Spatial annotation records
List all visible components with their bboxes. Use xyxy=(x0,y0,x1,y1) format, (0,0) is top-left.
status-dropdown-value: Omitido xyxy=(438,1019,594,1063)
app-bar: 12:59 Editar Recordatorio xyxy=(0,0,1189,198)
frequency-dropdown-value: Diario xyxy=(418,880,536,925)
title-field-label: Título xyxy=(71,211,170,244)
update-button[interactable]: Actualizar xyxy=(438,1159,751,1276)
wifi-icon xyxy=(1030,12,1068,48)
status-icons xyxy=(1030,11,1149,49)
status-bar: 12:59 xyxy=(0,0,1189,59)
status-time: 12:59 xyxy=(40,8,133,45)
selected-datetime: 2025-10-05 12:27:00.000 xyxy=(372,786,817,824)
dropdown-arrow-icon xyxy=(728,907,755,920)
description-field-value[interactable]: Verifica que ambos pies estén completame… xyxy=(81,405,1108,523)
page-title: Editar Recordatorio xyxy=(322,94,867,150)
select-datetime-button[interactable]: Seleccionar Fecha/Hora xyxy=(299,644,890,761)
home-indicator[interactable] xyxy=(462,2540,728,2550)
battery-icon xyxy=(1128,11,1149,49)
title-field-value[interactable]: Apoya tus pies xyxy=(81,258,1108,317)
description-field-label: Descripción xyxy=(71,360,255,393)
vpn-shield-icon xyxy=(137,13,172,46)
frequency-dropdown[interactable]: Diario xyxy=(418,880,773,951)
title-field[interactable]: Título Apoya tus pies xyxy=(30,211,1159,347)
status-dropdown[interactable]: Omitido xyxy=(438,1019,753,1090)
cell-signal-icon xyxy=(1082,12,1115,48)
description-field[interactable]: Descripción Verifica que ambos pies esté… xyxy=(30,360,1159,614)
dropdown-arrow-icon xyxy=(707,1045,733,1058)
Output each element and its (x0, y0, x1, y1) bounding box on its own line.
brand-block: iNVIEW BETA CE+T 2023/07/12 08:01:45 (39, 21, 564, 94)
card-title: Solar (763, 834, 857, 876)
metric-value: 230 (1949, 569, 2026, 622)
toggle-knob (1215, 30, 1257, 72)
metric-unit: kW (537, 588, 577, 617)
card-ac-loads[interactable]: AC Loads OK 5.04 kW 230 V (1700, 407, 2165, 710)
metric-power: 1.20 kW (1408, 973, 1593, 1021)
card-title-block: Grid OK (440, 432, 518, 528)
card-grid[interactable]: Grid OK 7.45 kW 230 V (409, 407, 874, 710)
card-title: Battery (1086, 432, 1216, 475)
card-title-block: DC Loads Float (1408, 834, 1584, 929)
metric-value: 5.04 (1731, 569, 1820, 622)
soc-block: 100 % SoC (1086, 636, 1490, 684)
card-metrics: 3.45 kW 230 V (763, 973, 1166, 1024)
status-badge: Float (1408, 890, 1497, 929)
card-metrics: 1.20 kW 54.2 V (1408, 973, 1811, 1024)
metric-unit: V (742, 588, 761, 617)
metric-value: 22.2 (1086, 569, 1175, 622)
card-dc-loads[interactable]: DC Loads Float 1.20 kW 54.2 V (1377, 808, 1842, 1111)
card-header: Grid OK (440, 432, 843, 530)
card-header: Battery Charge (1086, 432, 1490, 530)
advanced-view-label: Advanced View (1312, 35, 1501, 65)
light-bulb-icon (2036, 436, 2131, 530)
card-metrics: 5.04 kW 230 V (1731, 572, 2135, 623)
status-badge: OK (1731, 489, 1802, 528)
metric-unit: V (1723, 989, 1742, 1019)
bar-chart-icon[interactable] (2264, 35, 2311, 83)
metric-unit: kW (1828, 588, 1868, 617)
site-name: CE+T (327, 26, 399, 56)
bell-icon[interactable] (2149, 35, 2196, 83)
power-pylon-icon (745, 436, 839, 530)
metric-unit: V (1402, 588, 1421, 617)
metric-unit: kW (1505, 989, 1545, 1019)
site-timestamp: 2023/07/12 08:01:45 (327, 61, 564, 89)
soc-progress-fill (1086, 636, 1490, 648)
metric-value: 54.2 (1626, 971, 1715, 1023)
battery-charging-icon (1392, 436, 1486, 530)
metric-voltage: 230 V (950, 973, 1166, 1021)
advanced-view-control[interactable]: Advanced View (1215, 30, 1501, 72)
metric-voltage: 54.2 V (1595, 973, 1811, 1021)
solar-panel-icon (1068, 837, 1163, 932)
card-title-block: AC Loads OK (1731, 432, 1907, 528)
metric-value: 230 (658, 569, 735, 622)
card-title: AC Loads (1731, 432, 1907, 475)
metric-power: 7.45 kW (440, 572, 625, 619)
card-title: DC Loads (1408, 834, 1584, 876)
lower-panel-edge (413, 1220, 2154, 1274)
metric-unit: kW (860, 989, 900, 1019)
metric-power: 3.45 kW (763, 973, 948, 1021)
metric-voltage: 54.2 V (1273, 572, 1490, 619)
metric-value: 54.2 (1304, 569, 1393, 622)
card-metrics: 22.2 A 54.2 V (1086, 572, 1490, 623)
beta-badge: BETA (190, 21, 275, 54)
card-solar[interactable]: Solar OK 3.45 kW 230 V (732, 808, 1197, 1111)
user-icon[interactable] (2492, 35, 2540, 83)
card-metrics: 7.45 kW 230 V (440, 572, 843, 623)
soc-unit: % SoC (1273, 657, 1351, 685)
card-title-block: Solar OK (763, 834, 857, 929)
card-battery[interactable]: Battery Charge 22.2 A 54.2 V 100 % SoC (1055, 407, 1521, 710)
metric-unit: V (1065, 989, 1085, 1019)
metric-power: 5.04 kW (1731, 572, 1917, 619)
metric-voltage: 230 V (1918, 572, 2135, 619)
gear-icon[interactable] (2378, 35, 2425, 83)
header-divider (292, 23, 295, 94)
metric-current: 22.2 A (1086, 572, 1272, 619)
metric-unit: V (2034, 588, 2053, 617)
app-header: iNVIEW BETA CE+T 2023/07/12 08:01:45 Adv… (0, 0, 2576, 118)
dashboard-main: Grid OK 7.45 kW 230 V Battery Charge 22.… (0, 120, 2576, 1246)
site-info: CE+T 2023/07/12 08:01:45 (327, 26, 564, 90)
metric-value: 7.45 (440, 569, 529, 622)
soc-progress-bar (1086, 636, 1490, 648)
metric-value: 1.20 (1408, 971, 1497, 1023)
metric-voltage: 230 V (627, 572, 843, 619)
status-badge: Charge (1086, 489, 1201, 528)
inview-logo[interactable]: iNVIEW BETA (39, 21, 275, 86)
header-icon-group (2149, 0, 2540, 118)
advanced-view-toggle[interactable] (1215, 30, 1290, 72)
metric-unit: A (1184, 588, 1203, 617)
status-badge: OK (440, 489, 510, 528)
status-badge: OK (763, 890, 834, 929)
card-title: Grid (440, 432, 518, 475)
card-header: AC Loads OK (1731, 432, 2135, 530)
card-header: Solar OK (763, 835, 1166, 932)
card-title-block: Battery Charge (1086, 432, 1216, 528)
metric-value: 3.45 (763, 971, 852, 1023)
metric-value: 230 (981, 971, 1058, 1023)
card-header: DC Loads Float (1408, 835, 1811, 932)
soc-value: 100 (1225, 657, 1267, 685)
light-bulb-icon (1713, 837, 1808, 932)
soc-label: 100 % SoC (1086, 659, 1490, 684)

--- What the task requires ---
Reproduce without any changes the lines from the first one through the line containing "selected-datetime: 2025-10-05 12:27:00.000", including both.

--- Task response ---
List all visible components with their bboxes. Use xyxy=(x0,y0,x1,y1) format, (0,0) is top-left.
status-dropdown-value: Omitido xyxy=(438,1019,594,1063)
app-bar: 12:59 Editar Recordatorio xyxy=(0,0,1189,198)
frequency-dropdown-value: Diario xyxy=(418,880,536,925)
title-field-label: Título xyxy=(71,211,170,244)
update-button[interactable]: Actualizar xyxy=(438,1159,751,1276)
wifi-icon xyxy=(1030,12,1068,48)
status-icons xyxy=(1030,11,1149,49)
status-bar: 12:59 xyxy=(0,0,1189,59)
status-time: 12:59 xyxy=(40,8,133,45)
selected-datetime: 2025-10-05 12:27:00.000 xyxy=(372,786,817,824)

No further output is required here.